# Page excerpt
>>>
One thing I’ve been filling my time with is reading Ulysses. (Don’t worry, it’s for a class. I promise I am not the kind of asshole who would look at a government-mandated shelter-in-place order and think, “Great, finally some free time to read Ulysses!”) I don’t like it very much. It’s as difficult and dense as I expected it to be, but it’s also unbeautiful and frequently dull, which were not opinions I held about Dubliners or Portrait of the Artist as a Young Man.
What I find compelling, though — besides Stephen Dedalus’s invention of oat milk — is how much the characters struggle to imagine a future. The novel takes place over the course of a single day. Nothing’s been resolved by the end. Nothing’s even really happened. Ireland continues to hover on the brink of post(?)coloniality; the survival of Leopold Bloom’s marriage remains in question; Stephen is still broke, angry, and completely unfulfilled as an artist. Ulysses was written during the Irish War of Independence and in the immediate aftermath of World War I. Death was everywhere. Nothing was certain. “History is a nightmare from which I am trying to awake,” says Stephen in one of the early episodes. The circumstances are different, of course, but it’s a sentiment I recognize. Coming of age between 2016 and 2020 has made me very wary of “living through history.”
<<<
# Data
>>>
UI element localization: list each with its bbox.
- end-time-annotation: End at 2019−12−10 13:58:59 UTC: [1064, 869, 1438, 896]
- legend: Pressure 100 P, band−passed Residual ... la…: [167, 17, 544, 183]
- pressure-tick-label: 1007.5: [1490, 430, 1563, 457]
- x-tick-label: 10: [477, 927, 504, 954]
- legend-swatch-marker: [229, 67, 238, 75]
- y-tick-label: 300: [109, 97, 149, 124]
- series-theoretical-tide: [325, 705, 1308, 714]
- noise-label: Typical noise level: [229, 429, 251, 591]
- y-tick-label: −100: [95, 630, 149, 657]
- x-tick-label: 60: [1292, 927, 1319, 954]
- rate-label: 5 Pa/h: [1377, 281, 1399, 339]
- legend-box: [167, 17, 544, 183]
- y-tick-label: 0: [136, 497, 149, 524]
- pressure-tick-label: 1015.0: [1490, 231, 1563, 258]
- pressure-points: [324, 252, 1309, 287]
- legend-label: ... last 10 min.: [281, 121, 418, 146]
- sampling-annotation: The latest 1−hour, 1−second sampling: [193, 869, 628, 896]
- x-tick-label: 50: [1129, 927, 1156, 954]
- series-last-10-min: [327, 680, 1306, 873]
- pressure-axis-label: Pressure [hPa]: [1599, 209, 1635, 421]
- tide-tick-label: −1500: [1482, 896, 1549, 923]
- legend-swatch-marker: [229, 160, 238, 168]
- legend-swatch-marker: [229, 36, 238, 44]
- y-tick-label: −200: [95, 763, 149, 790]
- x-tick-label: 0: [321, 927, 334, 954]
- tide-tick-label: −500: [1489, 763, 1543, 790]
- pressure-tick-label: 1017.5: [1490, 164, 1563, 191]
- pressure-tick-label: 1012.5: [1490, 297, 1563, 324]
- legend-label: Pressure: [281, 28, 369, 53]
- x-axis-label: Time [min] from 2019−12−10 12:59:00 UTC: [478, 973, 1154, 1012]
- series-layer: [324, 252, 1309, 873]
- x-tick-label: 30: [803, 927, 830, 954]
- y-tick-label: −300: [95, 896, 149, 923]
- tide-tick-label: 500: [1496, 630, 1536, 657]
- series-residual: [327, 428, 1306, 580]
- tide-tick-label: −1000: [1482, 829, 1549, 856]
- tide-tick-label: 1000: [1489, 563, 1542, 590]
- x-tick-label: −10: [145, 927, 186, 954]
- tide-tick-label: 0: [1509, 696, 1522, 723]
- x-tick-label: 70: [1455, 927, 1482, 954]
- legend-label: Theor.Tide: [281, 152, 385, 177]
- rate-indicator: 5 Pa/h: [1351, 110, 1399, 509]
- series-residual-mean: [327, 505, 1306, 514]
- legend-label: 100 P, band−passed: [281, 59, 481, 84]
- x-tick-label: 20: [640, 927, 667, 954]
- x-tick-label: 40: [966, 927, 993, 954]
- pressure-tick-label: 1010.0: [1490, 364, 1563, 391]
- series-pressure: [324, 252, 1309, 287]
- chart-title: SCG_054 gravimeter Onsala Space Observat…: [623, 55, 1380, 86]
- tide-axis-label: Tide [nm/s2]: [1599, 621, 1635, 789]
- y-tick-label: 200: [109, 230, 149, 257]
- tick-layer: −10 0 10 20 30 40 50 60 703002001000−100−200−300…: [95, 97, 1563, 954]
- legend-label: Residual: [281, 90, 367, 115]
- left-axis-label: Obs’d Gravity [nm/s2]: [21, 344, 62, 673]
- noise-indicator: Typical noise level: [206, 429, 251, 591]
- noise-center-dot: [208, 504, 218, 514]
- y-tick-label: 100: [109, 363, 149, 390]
<<<
# Parts of the exercise
(1) Output the part of the passage on reading Ulysses that begins at the words "One thing I’ve" and stops after "a Young Man.".
(2) Write the next part of the passage on reading Ulysses, picking up right after its last sentence.
The listing comes from a source unrelated to the passage on reading Ulysses.

# Task-by-task outputs
(1)
One thing I’ve been filling my time with is reading Ulysses. (Don’t worry, it’s for a class. I promise I am not the kind of asshole who would look at a government-mandated shelter-in-place order and think, “Great, finally some free time to read Ulysses!”) I don’t like it very much. It’s as difficult and dense as I expected it to be, but it’s also unbeautiful and frequently dull, which were not opinions I held about Dubliners or Portrait of the Artist as a Young Man.

(2)
I’m not a complete cynic. I have (a very, very, small amount of) hope that this crisis will force our society to become less fundamentally bullshit than it is now. It’s possible that Americans will refuse to accept any longer the profound cruelty of social necessities being tied to one’s employment or citizenship status or (please! please) criminal record. I hope so. I really do. I hope the world we return to is a better one, especially for those who don’t have the material comforts I am 100% taking for granted right now.
In the meantime, though, I’ll keep looking for things to look forward to. Concrete things. It’s an immense privilege not to be worried about your long term survival, but it’s a real bitch to have to come up with stuff to make that survival seem appealing. This is where some painfully sincere self-help faux-Buddhist Goop-lite asshole might say: look forward to feeling the sun on your face! To petting your cat! To spending time with your family!
To which I would say: maybe you’re right, but this is not the fucking time.
Recommended Reading
Diane Seuss for Lit Hub, on living in a country that would let people die to save a buck: “I could be semi-wise about writing toward death when death was not a looming reality. Now I’m wiping down my mail with bleach.”
No man is an island. Brian Hioe, on borders and interconnection, for Popula.
The Point Magazine’s Quarantine Journal: writers and philosophers, writing short essays about their experiences of quarantine around the world. I can’t stop reading these.
Pete Wells on the unforgettable flavors wrought by Floyd Cardoz, the acclaimed chef who died on Tuesday of COVID-19. I had just watched season 2 of Ugly Delicious, in which Mr. Cardoz prominently featured, when I read the news. It hit me harder than expected. He just seemed like such a good man. And I wish I’d gotten to eat at Tabla.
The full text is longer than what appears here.